- [Short exercise]: Look below and pull out each line with the word "this".

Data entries
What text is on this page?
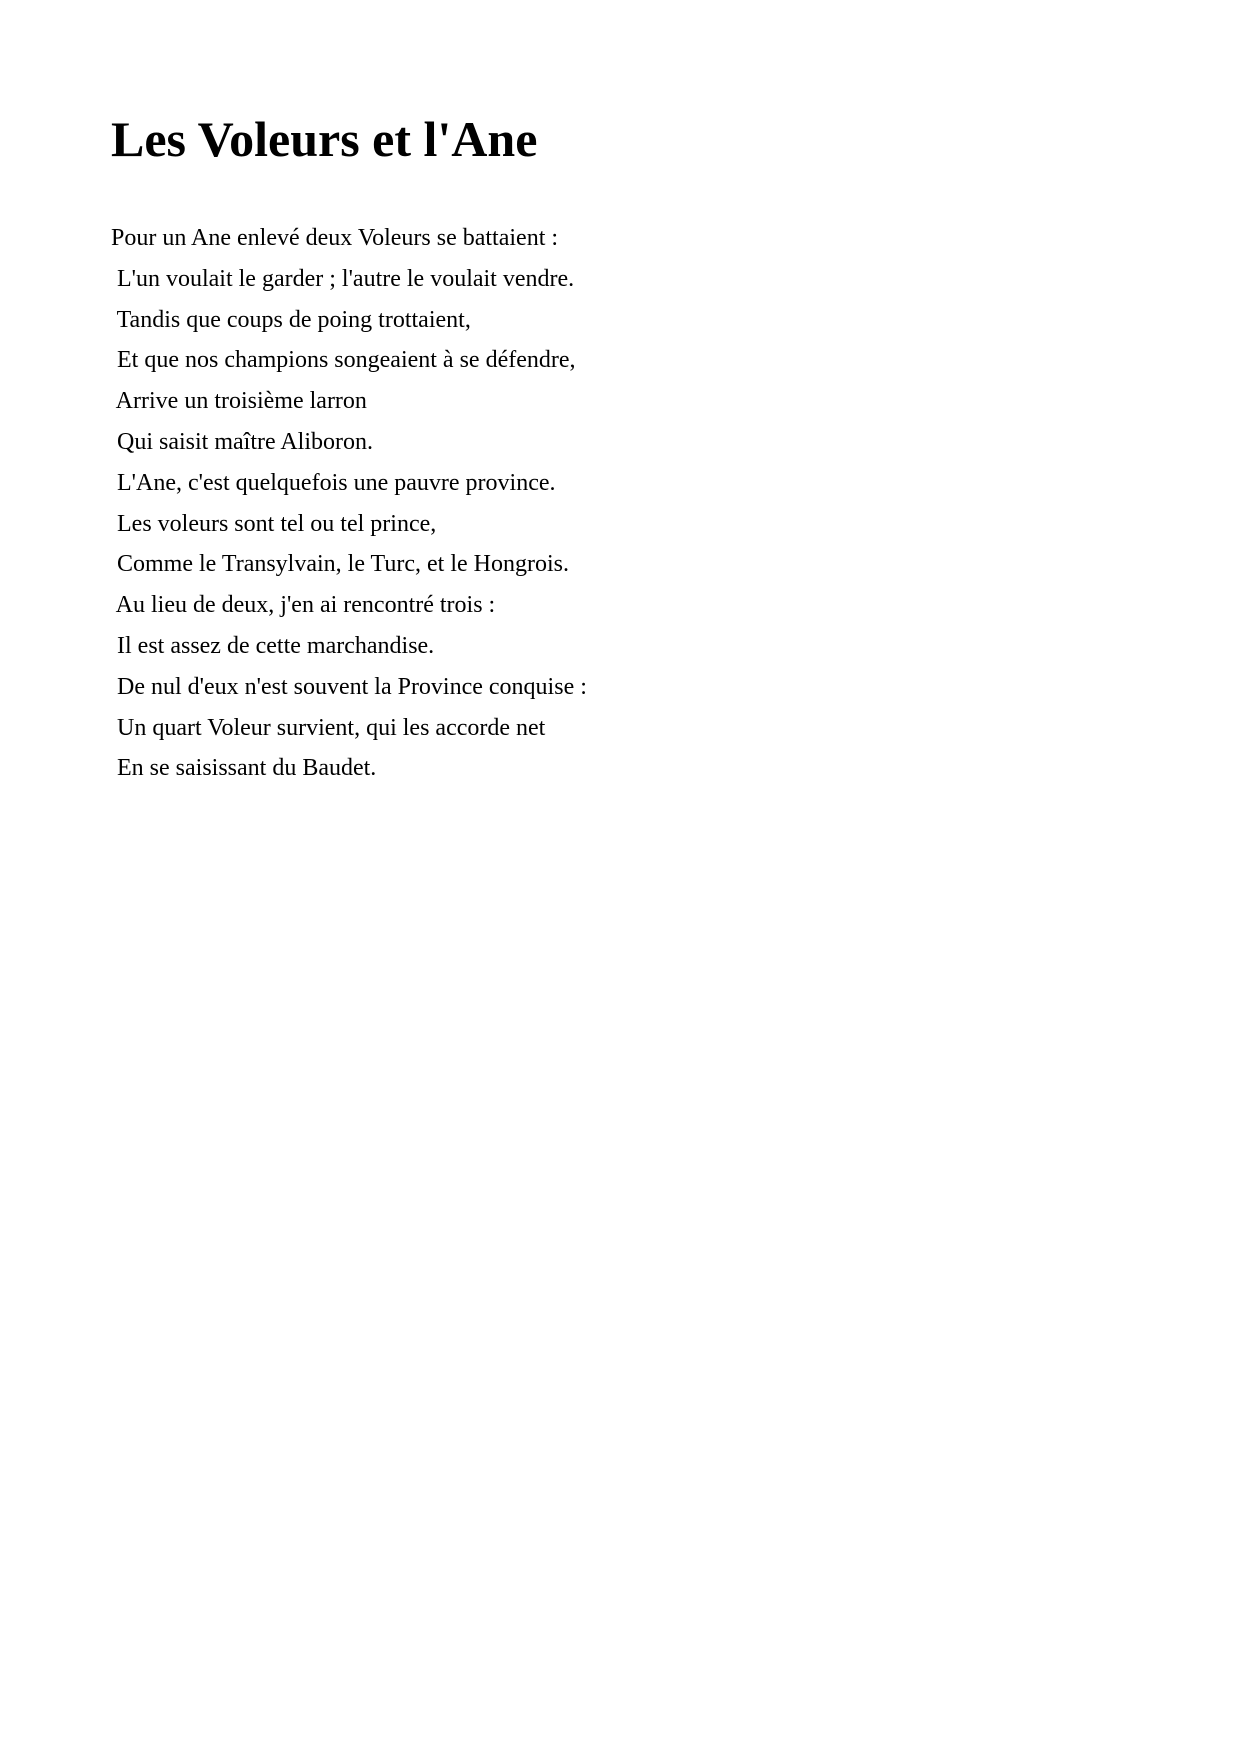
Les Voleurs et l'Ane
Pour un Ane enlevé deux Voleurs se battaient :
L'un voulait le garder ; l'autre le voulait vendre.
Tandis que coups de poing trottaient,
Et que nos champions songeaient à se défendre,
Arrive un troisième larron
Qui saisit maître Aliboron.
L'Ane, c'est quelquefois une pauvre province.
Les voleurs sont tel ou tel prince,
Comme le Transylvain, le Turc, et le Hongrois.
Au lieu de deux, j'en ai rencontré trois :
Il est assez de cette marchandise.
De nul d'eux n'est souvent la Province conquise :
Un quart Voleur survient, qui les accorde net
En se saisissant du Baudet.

...

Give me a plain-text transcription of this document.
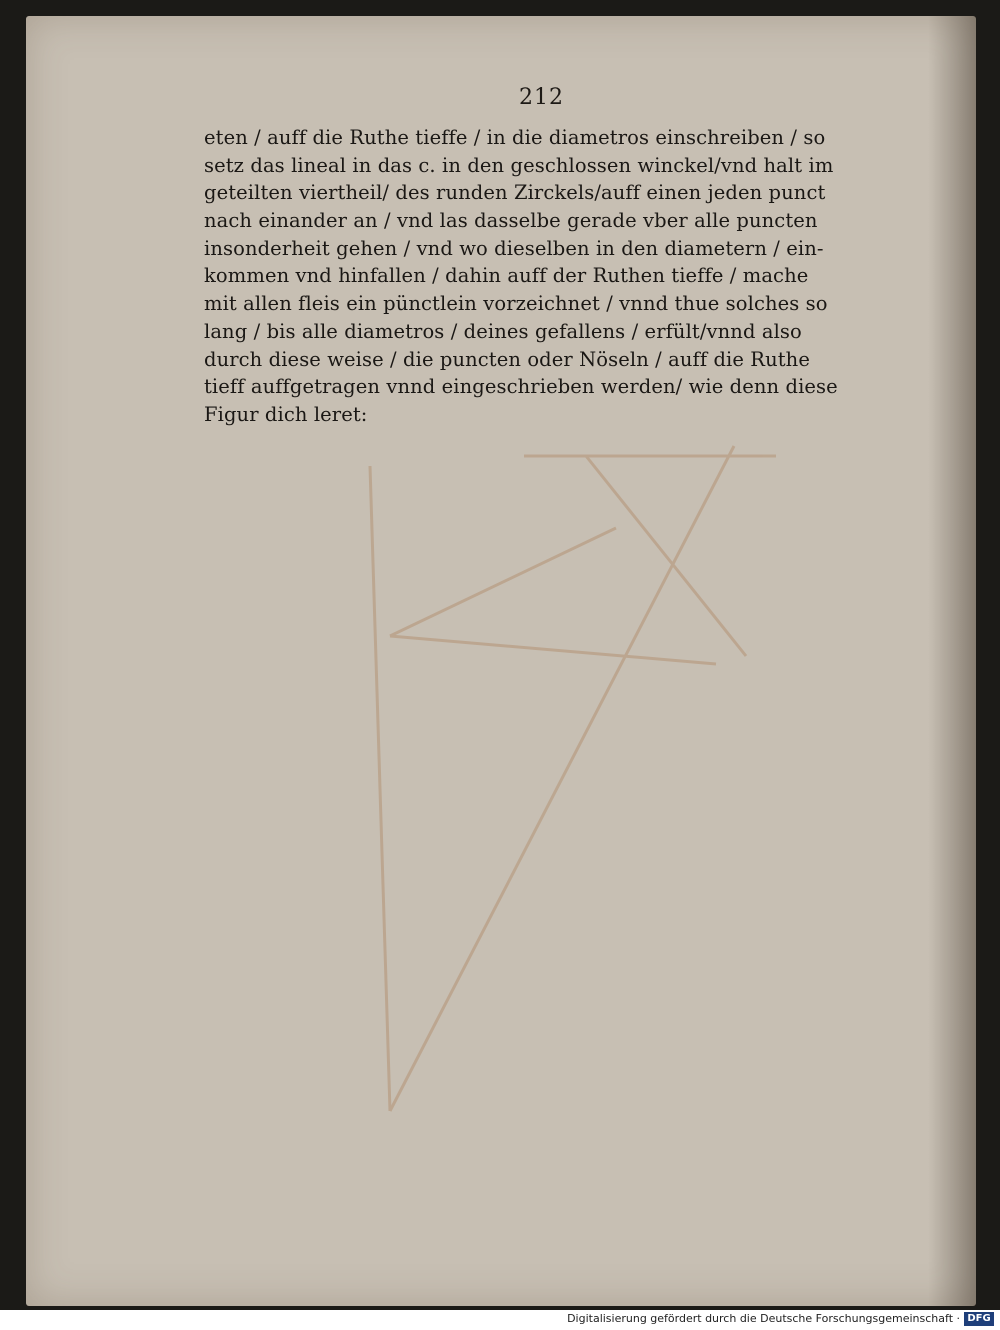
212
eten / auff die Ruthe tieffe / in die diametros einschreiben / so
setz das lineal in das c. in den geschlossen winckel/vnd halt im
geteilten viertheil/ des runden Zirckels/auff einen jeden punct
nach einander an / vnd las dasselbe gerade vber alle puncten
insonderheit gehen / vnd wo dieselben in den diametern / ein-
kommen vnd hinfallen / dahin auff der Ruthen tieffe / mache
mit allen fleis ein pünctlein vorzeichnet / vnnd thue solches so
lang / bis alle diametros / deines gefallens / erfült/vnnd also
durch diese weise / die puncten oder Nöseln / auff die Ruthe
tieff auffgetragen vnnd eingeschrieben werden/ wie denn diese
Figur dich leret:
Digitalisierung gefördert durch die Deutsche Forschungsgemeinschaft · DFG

- [Correct answer]:
What text is on this page?
Give me a plain-text transcription of this document.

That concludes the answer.